# TASK STATEMENT
Lines that include the word "flow" should be copied from the listing that follows.

# DATA PROVIDED
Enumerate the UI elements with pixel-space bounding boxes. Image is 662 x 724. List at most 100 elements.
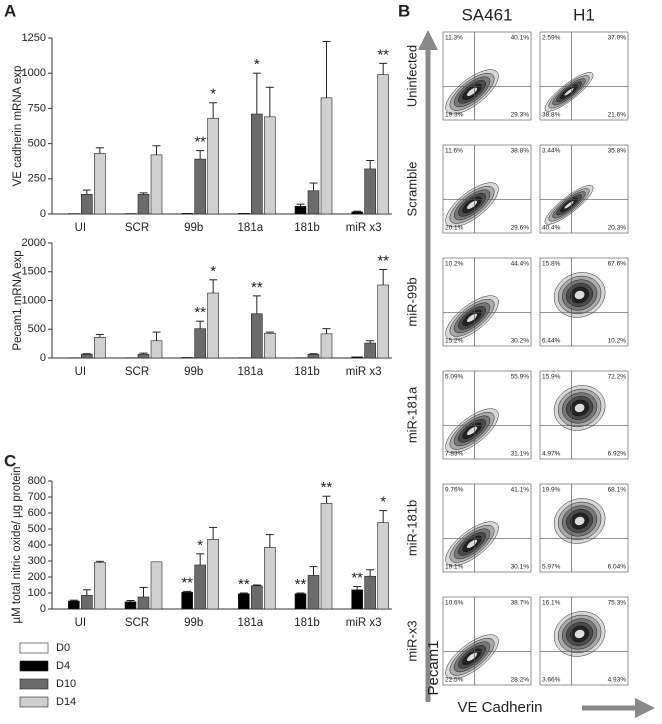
legend-label: D10 xyxy=(56,678,76,690)
flow-plot: 11.3%40.1%19.3%29.3% xyxy=(439,32,531,122)
bar xyxy=(264,547,275,609)
legend-swatch xyxy=(20,679,48,689)
x-tick-label: UI xyxy=(75,222,87,234)
bar xyxy=(251,586,262,609)
bar xyxy=(81,354,92,358)
error-bar xyxy=(366,570,374,576)
x-tick-label: 181a xyxy=(238,222,264,234)
x-tick-label: 181a xyxy=(238,617,264,629)
legend-label: D0 xyxy=(56,642,70,654)
y-tick-label: 100 xyxy=(28,587,46,599)
error-bar xyxy=(96,334,104,337)
x-tick-label: 181b xyxy=(294,366,320,378)
significance: * xyxy=(197,537,203,554)
x-tick-label: UI xyxy=(75,617,87,629)
y-tick-label: 400 xyxy=(28,539,46,551)
quadrant-percent: 6.92% xyxy=(608,451,627,458)
y-tick-label: 1000 xyxy=(22,67,46,79)
significance: ** xyxy=(295,576,307,593)
bar xyxy=(365,576,376,609)
quadrant-percent: 38.8% xyxy=(511,148,530,155)
x-tick-label: SCR xyxy=(125,222,149,234)
significance: ** xyxy=(251,279,263,296)
y-axis-label: µM total nitric oxide/ µg protein xyxy=(11,466,23,623)
error-bar xyxy=(323,329,331,334)
panel-label: A xyxy=(4,1,16,20)
bar xyxy=(151,341,162,358)
quadrant-percent: 7.83% xyxy=(445,451,464,458)
y-tick-label: 200 xyxy=(28,571,46,583)
significance: * xyxy=(210,86,216,103)
bar xyxy=(352,357,363,358)
x-tick-label: miR x3 xyxy=(346,366,382,378)
bar xyxy=(295,206,306,214)
flow-plot: 19.9%68.1%5.97%6.04% xyxy=(540,484,628,572)
flow-plot: 15.9%72.2%4.97%6.92% xyxy=(540,371,628,459)
significance: * xyxy=(254,56,260,73)
error-bar xyxy=(310,567,318,576)
error-bar xyxy=(253,73,261,114)
bar xyxy=(321,98,332,214)
error-bar xyxy=(209,280,217,293)
quadrant-percent: 75.3% xyxy=(608,600,627,607)
significance: * xyxy=(380,494,386,511)
bar xyxy=(151,155,162,214)
bar xyxy=(321,334,332,358)
error-bar xyxy=(96,148,104,154)
row-label: miR-99b xyxy=(404,277,419,326)
quadrant-percent: 72.2% xyxy=(608,374,627,381)
legend-swatch xyxy=(20,661,48,671)
flow-plot: 15.8%67.6%6.44%10.2% xyxy=(540,258,628,346)
bar xyxy=(208,539,219,609)
flow-plot: 10.2%44.4%15.2%30.2% xyxy=(439,258,531,348)
quadrant-percent: 6.04% xyxy=(608,564,627,571)
bar xyxy=(81,194,92,214)
quadrant-percent: 9.76% xyxy=(445,487,464,494)
bar xyxy=(365,343,376,358)
quadrant-percent: 22.5% xyxy=(445,677,464,684)
error-bar xyxy=(310,183,318,191)
x-tick-label: SCR xyxy=(125,366,149,378)
flow-plot: 10.6%38.7%22.5%28.2% xyxy=(439,597,531,687)
quadrant-percent: 20.3% xyxy=(608,225,627,232)
legend-swatch xyxy=(20,697,48,707)
bar xyxy=(308,354,319,358)
error-bar xyxy=(379,269,387,285)
error-bar xyxy=(366,160,374,168)
quadrant-percent: 10.2% xyxy=(445,261,464,268)
x-tick-label: 181b xyxy=(294,617,320,629)
bar xyxy=(68,601,79,609)
significance: ** xyxy=(377,46,389,63)
error-bar xyxy=(266,87,274,117)
quadrant-percent: 40.4% xyxy=(542,225,561,232)
quadrant-percent: 30.1% xyxy=(511,564,530,571)
column-header: H1 xyxy=(573,5,595,24)
quadrant-percent: 44.4% xyxy=(511,261,530,268)
flow-plot: 16.1%75.3%3.66%4.93% xyxy=(540,597,628,685)
y-tick-label: 500 xyxy=(28,523,46,535)
flow-plot: 9.76%41.1%19.1%30.1% xyxy=(439,484,531,574)
bar xyxy=(125,602,136,609)
error-bar xyxy=(379,511,387,523)
bar xyxy=(182,213,193,214)
quadrant-percent: 15.2% xyxy=(445,338,464,345)
error-bar xyxy=(297,204,305,206)
y-tick-label: 700 xyxy=(28,491,46,503)
bar xyxy=(195,159,206,214)
quadrant-percent: 20.1% xyxy=(445,225,464,232)
quadrant-percent: 15.8% xyxy=(542,261,561,268)
bar xyxy=(208,118,219,214)
flow-plot: 2.59%37.0%38.8%21.6% xyxy=(540,32,628,120)
bar xyxy=(378,75,389,214)
bar xyxy=(308,575,319,609)
bar xyxy=(195,329,206,358)
error-bar xyxy=(323,42,331,98)
y-tick-label: 2000 xyxy=(22,237,46,249)
error-bar xyxy=(153,146,161,155)
error-bar xyxy=(140,587,148,597)
flow-plot: 3.44%35.8%40.4%20.3% xyxy=(540,145,628,233)
column-header: SA461 xyxy=(461,5,512,24)
quadrant-percent: 35.8% xyxy=(608,148,627,155)
quadrant-percent: 4.93% xyxy=(608,677,627,684)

# ANSWER SPACE
flow-plot: 11.3%40.1%19.3%29.3% xyxy=(439,32,531,122)
flow-plot: 19.9%68.1%5.97%6.04% xyxy=(540,484,628,572)
flow-plot: 15.9%72.2%4.97%6.92% xyxy=(540,371,628,459)
flow-plot: 15.8%67.6%6.44%10.2% xyxy=(540,258,628,346)
flow-plot: 10.2%44.4%15.2%30.2% xyxy=(439,258,531,348)
flow-plot: 10.6%38.7%22.5%28.2% xyxy=(439,597,531,687)
flow-plot: 16.1%75.3%3.66%4.93% xyxy=(540,597,628,685)
flow-plot: 9.76%41.1%19.1%30.1% xyxy=(439,484,531,574)
flow-plot: 2.59%37.0%38.8%21.6% xyxy=(540,32,628,120)
flow-plot: 3.44%35.8%40.4%20.3% xyxy=(540,145,628,233)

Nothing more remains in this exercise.